═════ Dataset excerpts

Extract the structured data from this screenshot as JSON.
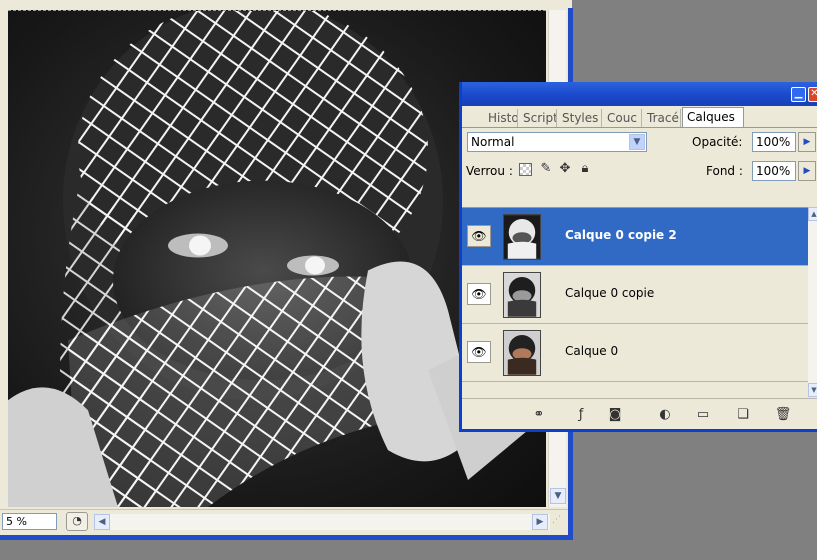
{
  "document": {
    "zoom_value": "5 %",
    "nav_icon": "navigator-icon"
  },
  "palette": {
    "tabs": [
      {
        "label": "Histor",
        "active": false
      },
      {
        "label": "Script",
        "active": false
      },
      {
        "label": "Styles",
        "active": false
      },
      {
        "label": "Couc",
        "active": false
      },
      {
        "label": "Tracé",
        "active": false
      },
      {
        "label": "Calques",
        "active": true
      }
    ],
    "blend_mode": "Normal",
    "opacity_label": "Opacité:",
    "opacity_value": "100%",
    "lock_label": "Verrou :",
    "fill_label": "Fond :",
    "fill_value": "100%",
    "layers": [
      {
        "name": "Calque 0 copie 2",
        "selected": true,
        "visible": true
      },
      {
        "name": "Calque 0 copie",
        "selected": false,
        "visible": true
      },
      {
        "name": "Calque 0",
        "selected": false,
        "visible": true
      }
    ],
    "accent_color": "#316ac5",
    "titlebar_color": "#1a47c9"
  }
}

══════════

> _What the exercise asks_:
Using the records above, output their complete text exactly, minus any images.

> _Solution for this problem_:
Extract the structured data from this screenshot as JSON.
{
  "document": {
    "zoom_value": "5 %",
    "nav_icon": "navigator-icon"
  },
  "palette": {
    "tabs": [
      {
        "label": "Histor",
        "active": false
      },
      {
        "label": "Script",
        "active": false
      },
      {
        "label": "Styles",
        "active": false
      },
      {
        "label": "Couc",
        "active": false
      },
      {
        "label": "Tracé",
        "active": false
      },
      {
        "label": "Calques",
        "active": true
      }
    ],
    "blend_mode": "Normal",
    "opacity_label": "Opacité:",
    "opacity_value": "100%",
    "lock_label": "Verrou :",
    "fill_label": "Fond :",
    "fill_value": "100%",
    "layers": [
      {
        "name": "Calque 0 copie 2",
        "selected": true,
        "visible": true
      },
      {
        "name": "Calque 0 copie",
        "selected": false,
        "visible": true
      },
      {
        "name": "Calque 0",
        "selected": false,
        "visible": true
      }
    ],
    "accent_color": "#316ac5",
    "titlebar_color": "#1a47c9"
  }
}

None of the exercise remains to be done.